### Data

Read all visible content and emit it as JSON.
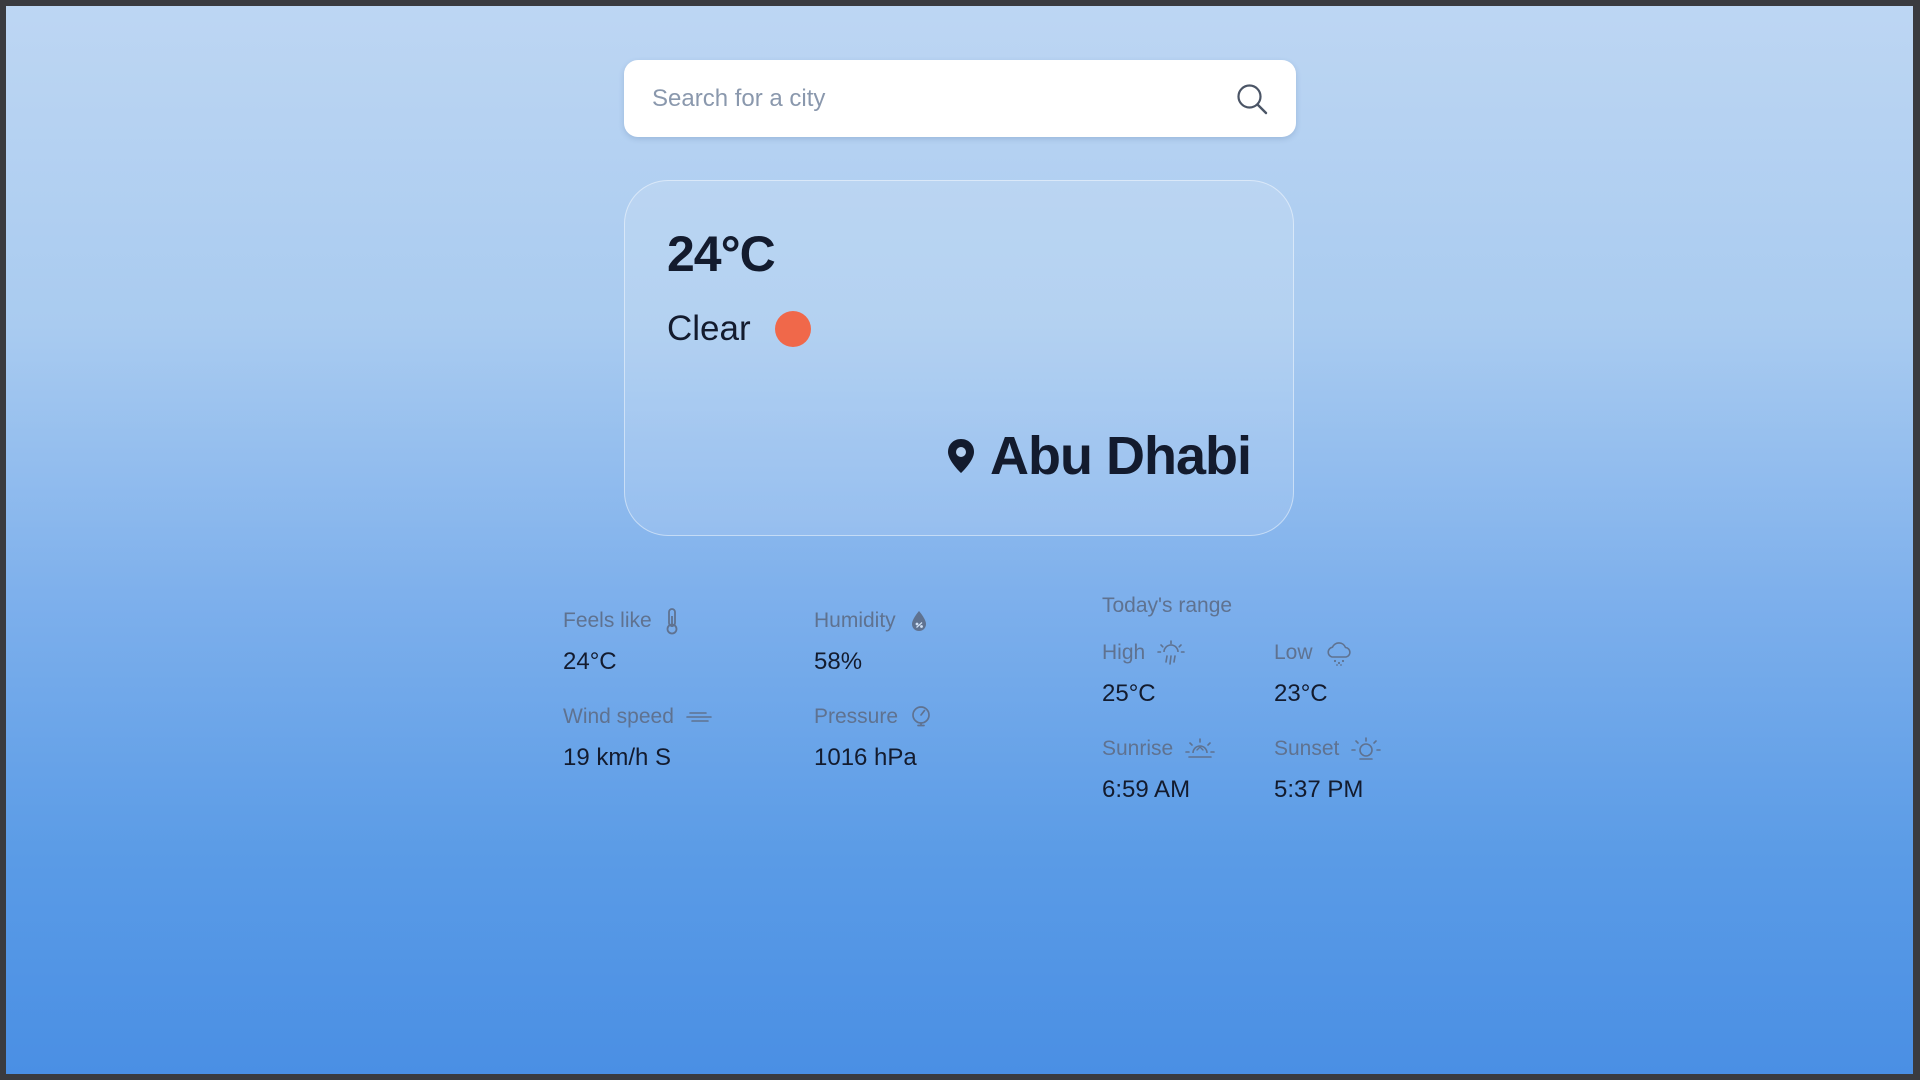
{
  "search": {
    "placeholder": "Search for a city",
    "value": ""
  },
  "current": {
    "temperature": "24°C",
    "condition": "Clear",
    "condition_icon": "sun-dot-icon",
    "condition_color": "#f0684a",
    "city": "Abu Dhabi"
  },
  "details": {
    "feels_like": {
      "label": "Feels like",
      "value": "24°C",
      "icon": "thermometer-icon"
    },
    "humidity": {
      "label": "Humidity",
      "value": "58%",
      "icon": "droplet-icon"
    },
    "wind_speed": {
      "label": "Wind speed",
      "value": "19 km/h S",
      "icon": "wind-icon"
    },
    "pressure": {
      "label": "Pressure",
      "value": "1016 hPa",
      "icon": "gauge-icon"
    }
  },
  "range": {
    "title": "Today's range",
    "high": {
      "label": "High",
      "value": "25°C",
      "icon": "sun-rain-icon"
    },
    "low": {
      "label": "Low",
      "value": "23°C",
      "icon": "cloud-snow-icon"
    },
    "sunrise": {
      "label": "Sunrise",
      "value": "6:59 AM",
      "icon": "sunrise-icon"
    },
    "sunset": {
      "label": "Sunset",
      "value": "5:37 PM",
      "icon": "sunset-icon"
    }
  },
  "colors": {
    "text_primary": "#131b2e",
    "text_muted": "#5f7290",
    "gradient_top": "#bdd6f3",
    "gradient_bottom": "#4a8fe4"
  }
}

######

Stated exercise: Transcribe the whole listing exactly. Pictures stay out of your copy.

Response to the exercise:
Read all visible content and emit it as JSON.
{
  "search": {
    "placeholder": "Search for a city",
    "value": ""
  },
  "current": {
    "temperature": "24°C",
    "condition": "Clear",
    "condition_icon": "sun-dot-icon",
    "condition_color": "#f0684a",
    "city": "Abu Dhabi"
  },
  "details": {
    "feels_like": {
      "label": "Feels like",
      "value": "24°C",
      "icon": "thermometer-icon"
    },
    "humidity": {
      "label": "Humidity",
      "value": "58%",
      "icon": "droplet-icon"
    },
    "wind_speed": {
      "label": "Wind speed",
      "value": "19 km/h S",
      "icon": "wind-icon"
    },
    "pressure": {
      "label": "Pressure",
      "value": "1016 hPa",
      "icon": "gauge-icon"
    }
  },
  "range": {
    "title": "Today's range",
    "high": {
      "label": "High",
      "value": "25°C",
      "icon": "sun-rain-icon"
    },
    "low": {
      "label": "Low",
      "value": "23°C",
      "icon": "cloud-snow-icon"
    },
    "sunrise": {
      "label": "Sunrise",
      "value": "6:59 AM",
      "icon": "sunrise-icon"
    },
    "sunset": {
      "label": "Sunset",
      "value": "5:37 PM",
      "icon": "sunset-icon"
    }
  },
  "colors": {
    "text_primary": "#131b2e",
    "text_muted": "#5f7290",
    "gradient_top": "#bdd6f3",
    "gradient_bottom": "#4a8fe4"
  }
}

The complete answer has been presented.